Task input start

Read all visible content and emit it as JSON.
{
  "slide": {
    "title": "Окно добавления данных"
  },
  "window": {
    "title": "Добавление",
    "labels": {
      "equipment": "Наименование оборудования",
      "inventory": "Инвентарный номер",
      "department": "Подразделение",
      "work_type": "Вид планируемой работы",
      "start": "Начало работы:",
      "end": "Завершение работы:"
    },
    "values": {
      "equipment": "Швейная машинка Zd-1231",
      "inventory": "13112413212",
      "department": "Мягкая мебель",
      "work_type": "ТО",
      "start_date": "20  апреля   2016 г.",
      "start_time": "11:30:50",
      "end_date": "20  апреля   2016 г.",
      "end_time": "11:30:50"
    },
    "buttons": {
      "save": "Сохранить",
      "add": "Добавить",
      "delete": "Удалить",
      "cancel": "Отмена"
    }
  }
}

Task input end

Directions: Output all records verbatim.

Answer in full:
Read all visible content and emit it as JSON.
{
  "slide": {
    "title": "Окно добавления данных"
  },
  "window": {
    "title": "Добавление",
    "labels": {
      "equipment": "Наименование оборудования",
      "inventory": "Инвентарный номер",
      "department": "Подразделение",
      "work_type": "Вид планируемой работы",
      "start": "Начало работы:",
      "end": "Завершение работы:"
    },
    "values": {
      "equipment": "Швейная машинка Zd-1231",
      "inventory": "13112413212",
      "department": "Мягкая мебель",
      "work_type": "ТО",
      "start_date": "20  апреля   2016 г.",
      "start_time": "11:30:50",
      "end_date": "20  апреля   2016 г.",
      "end_time": "11:30:50"
    },
    "buttons": {
      "save": "Сохранить",
      "add": "Добавить",
      "delete": "Удалить",
      "cancel": "Отмена"
    }
  }
}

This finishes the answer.